+++ Teks yang Ditampilkan

KETUA PWI NTT, Dion DB Putra, tak bisa menahan air matanya ketika Gubernur NTT, Drs. Frans Lebu Raya, menyampaikan pidatonya padat puncak Hari Pers Nasional (HPN) 2011 di Aula Utama El Tari Kupang, Rabu (9/2/2011). Entah rasa apa yang sedang berkecamuk di dalam dadanya, yang jelas, Dion menangis.
Dion bahagia. Dion puas. Dion senang. Dion dkk pantas berbangga. Dari sebuah keraguan akan keberhasilan, Indonesia bahkan dunia bisa menyaksikan Frans Lebu Raya, seorang putra asal Adonara, Flores Timur, berpidato satu podium dengan Presiden Susilo Bambang Yudhoyono, Ketua PWI, Margiono, dan Menkominfo, Tifatul Sembiring. Mereka capai, namun hasilnya sangat membanggakan.
"Saat Pak Gubernur menyampaikan pidatonya, saya sudah tak bisa menahan air mata. Saya bahagia karena kita ternyata mampu menyelenggarakan sebuah event nasional yang sangat spektakuler. Ini hasil kerja seluruh rakyat NTT. NTT menjadi dikenal di mana-mana. Kebahagiaan seperti ini mungkin tak akan terulang lagi," kata Dion DB Putra.
Rasa haru dan bahagia Dion DB Putra juga sama seperti Andre Koreh. "Kita berhasil menjadi panitia dan tuan rumah. Terima kasih atas kepercayaan yang diberikan." Andre mengungkapkan itu kepada Gubernur Lebu Raya usai puncak HPN. Sebagai ketua panitia, dia memang merasakan pahit getir dan manisnya menjadi penyelenggara. Namun, dia puas dan bahagia karena ternyata di balik nada pesimisme itu ada keberhasilan yang terjadi hanya karena komunikasi, koordinasi, kerja sama dan dukungan semua pihak.
***
Menjadi penyelenggara event nasional seperti HPN memang tidak mudah. Tekad Dion DB Putra dkk untuk memperjuangkan NTT menjadi tuan rumah memang sempat menuai nada sinisme dari berbagai pihak. NTT yang distigmakan tidak mampu, miskin dan nada minor lainnya dianggap tidak layak. Namun, dorongan dan motivasi Frans Lebu Raya kepada Dion dkk membuat mereka percaya diri untuk menjadi penyelenggara.

++++++
+++ Entri Hasil Ekstraksi

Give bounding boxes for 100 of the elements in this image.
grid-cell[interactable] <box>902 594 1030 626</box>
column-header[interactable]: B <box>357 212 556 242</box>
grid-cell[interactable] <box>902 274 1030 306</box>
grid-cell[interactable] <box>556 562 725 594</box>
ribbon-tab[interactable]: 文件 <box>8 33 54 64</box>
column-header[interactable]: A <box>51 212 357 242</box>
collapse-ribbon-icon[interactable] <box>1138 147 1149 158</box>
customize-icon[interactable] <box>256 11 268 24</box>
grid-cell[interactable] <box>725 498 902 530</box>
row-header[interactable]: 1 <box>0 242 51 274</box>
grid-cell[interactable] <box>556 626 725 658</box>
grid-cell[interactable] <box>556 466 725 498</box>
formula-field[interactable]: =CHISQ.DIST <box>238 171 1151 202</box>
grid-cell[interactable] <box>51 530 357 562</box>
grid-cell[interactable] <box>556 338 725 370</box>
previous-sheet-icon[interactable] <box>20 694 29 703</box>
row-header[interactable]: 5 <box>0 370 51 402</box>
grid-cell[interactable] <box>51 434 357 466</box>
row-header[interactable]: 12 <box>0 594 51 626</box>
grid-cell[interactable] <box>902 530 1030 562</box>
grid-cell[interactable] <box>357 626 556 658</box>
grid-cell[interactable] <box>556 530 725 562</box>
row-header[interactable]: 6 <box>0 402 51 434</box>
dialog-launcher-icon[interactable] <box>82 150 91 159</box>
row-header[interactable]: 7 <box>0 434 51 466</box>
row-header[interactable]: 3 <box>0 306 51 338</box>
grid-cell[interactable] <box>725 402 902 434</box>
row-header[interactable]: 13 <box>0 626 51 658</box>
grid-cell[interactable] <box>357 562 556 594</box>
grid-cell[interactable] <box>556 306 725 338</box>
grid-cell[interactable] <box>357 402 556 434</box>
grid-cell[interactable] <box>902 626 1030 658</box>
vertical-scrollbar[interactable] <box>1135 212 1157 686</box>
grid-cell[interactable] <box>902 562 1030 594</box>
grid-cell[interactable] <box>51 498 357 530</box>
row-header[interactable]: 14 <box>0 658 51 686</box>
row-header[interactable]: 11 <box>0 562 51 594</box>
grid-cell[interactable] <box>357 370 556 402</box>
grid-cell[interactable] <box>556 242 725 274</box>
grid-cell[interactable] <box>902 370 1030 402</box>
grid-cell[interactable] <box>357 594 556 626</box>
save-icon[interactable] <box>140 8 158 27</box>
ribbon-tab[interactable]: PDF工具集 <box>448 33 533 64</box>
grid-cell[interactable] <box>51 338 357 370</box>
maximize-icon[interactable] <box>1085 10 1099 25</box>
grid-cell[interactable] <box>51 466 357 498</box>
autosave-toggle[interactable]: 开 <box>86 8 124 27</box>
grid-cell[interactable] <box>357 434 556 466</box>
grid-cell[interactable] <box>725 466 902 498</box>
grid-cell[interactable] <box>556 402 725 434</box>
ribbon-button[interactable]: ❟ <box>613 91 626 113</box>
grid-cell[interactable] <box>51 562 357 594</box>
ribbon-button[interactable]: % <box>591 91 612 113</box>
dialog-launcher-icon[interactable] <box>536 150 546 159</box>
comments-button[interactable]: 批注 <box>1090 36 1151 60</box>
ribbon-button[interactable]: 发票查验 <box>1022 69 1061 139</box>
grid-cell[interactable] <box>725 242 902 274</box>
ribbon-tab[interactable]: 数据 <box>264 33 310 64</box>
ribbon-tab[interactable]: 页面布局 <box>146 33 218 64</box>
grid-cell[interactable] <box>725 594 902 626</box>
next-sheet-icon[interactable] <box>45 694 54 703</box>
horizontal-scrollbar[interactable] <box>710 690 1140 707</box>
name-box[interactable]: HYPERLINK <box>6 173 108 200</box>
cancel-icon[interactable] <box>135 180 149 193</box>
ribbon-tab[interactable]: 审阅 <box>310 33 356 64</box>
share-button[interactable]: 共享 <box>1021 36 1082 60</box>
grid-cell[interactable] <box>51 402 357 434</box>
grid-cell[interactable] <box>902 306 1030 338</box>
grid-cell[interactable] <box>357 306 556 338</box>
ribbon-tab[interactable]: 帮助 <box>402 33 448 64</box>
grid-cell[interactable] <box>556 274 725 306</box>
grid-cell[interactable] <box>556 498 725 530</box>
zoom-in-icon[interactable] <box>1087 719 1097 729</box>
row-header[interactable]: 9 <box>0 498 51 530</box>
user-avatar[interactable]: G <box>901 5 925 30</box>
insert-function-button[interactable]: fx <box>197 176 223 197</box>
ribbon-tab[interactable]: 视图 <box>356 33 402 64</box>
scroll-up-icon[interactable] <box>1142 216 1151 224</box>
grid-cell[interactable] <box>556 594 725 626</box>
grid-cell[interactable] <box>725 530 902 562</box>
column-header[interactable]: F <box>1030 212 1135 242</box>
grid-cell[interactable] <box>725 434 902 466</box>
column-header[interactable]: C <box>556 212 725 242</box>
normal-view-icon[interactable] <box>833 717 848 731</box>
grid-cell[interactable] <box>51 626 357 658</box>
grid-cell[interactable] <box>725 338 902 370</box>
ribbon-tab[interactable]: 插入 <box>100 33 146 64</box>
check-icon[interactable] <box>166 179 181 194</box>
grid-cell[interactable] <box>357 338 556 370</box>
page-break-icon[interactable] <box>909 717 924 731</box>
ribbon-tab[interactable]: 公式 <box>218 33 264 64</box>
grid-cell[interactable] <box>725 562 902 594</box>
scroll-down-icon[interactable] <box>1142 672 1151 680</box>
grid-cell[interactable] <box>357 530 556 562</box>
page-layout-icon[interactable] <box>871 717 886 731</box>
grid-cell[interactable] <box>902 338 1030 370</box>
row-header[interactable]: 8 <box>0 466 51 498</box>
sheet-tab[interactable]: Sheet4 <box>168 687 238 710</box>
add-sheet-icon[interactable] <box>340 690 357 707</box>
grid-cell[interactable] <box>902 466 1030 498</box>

++++++

- **Tugas yang Dikerjakan**:
- a) Menurut teks tentang Hari Pers Nasional 2011, di gedung mana acara puncak HPN 2011 diselenggarakan?
- b) Sebutkan semua tokoh yang disebut dalam teks tentang Hari Pers Nasional 2011 sebagai orang yang berpidato satu podium dengan Frans Lebu Raya.
- c) Lanjutkan teks tentang Hari Pers Nasional 2011 di Kupang setelah kalimat terakhirnya.

- **Jawaban Soal**:
- a) Di Aula Utama El Tari Kupang.

- b) Presiden Susilo Bambang Yudhoyono, Ketua PWI Margiono, dan Menkominfo Tifatul Sembiring.

- c)
Awam dan tak tahu bagaimana menyelenggarakan HPN, membuat sang Ketua Panitia Daerah HPN 2011, Ir. Andre W Koreh, M.T, minta dukungan. Tak hanya kepada insan pers, kepada pimpinan satuan perangkat kerja daerah (SKPD) tingkat propinsi, Walikota Kupang dan para bupati, pimpinan TNI/Polri, BUMN/BUMD dan instansi swasta diminta kerja samanya.
Pemerintah Kota Kupang sebagai tuan rumah juga tak tinggal diam. Segala daya dan upaya dilakukan untuk membuat Kota Kupang menjadi tuan rumah yang baik. Untuk kebersihan, tidak bisa kalau hanya mengandalkan tenaga dari Dinas Kebersihan dan Pertamanan, tetapi semua PNS dilibatkan. Beberapa lokasi yang sebelumnya kumuh 'dipaksa' menjadi indah. Lampu jalan dibenahi. Taman kota pun dihiasi. Hasilnya pun luar biasa.
Kerja sama antara Panitia HPN 2011, Pemprop NTT dan Pemkot Kupang membuat Kota Kupang berubah menjadi indah.
"Ini merupakan salah satu yang diinginkan oleh kita. Semua unsur masyarakat bergerak dan kota menjadi indah. Kalau hal seperti ini terus terjadi tanpa harus menunggu Presiden datang, Kota Kupang akan menjadi sangat menarik. Bersih saja sudah indah," ujar Wakil Gubernur NTT, Ir. Esthon L Foenay, M.Si.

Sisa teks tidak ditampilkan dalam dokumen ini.